— MATERIALS PROVIDED —
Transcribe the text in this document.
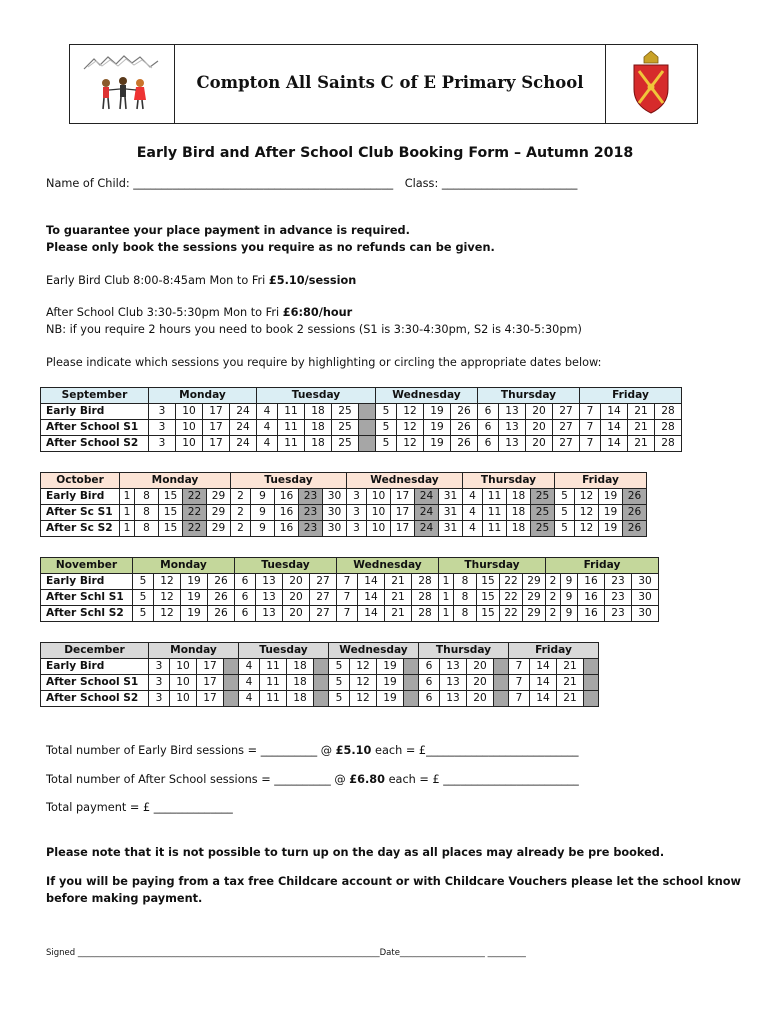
Compton All Saints C of E Primary School
Early Bird and After School Club Booking Form – Autumn 2018
Name of Child: ______________________________________________ Class: ________________________
To guarantee your place payment in advance is required.
Please only book the sessions you require as no refunds can be given.
Early Bird Club 8:00-8:45am Mon to Fri £5.10/session
After School Club 3:30-5:30pm Mon to Fri £6:80/hour
NB: if you require 2 hours you need to book 2 sessions (S1 is 3:30-4:30pm, S2 is 4:30-5:30pm)
Please indicate which sessions you require by highlighting or circling the appropriate dates below:
September	Monday				Tuesday					Wednesday				Thursday				Friday			
Early Bird	3	10	17	24	4	11	18	25		5	12	19	26	6	13	20	27	7	14	21	28
After School S1	3	10	17	24	4	11	18	25		5	12	19	26	6	13	20	27	7	14	21	28
After School S2	3	10	17	24	4	11	18	25		5	12	19	26	6	13	20	27	7	14	21	28
October	Monday					Tuesday					Wednesday					Thursday				Friday			
Early Bird	1	8	15	22	29	2	9	16	23	30	3	10	17	24	31	4	11	18	25	5	12	19	26
After Sc S1	1	8	15	22	29	2	9	16	23	30	3	10	17	24	31	4	11	18	25	5	12	19	26
After Sc S2	1	8	15	22	29	2	9	16	23	30	3	10	17	24	31	4	11	18	25	5	12	19	26
November	Monday				Tuesday				Wednesday				Thursday					Friday				
Early Bird	5	12	19	26	6	13	20	27	7	14	21	28	1	8	15	22	29	2	9	16	23	30
After Schl S1	5	12	19	26	6	13	20	27	7	14	21	28	1	8	15	22	29	2	9	16	23	30
After Schl S2	5	12	19	26	6	13	20	27	7	14	21	28	1	8	15	22	29	2	9	16	23	30
December	Monday				Tuesday				Wednesday				Thursday				Friday			
Early Bird	3	10	17		4	11	18		5	12	19		6	13	20		7	14	21	
After School S1	3	10	17		4	11	18		5	12	19		6	13	20		7	14	21	
After School S2	3	10	17		4	11	18		5	12	19		6	13	20		7	14	21	
Total number of Early Bird sessions = __________ @ £5.10 each = £___________________________
Total number of After School sessions = __________ @ £6.80 each = £ ________________________
Total payment = £ ______________
Please note that it is not possible to turn up on the day as all places may already be pre booked.
If you will be paying from a tax free Childcare account or with Childcare Vouchers please let the school know
before making payment.
Signed _______________________________________________________________________Date____________________ _________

— YOUR OBJECTIVE —
Above are the entries; count how many of their lines contain the word "sessions" and give only that number.

— RESPONSE TO THE EXERCISE —
5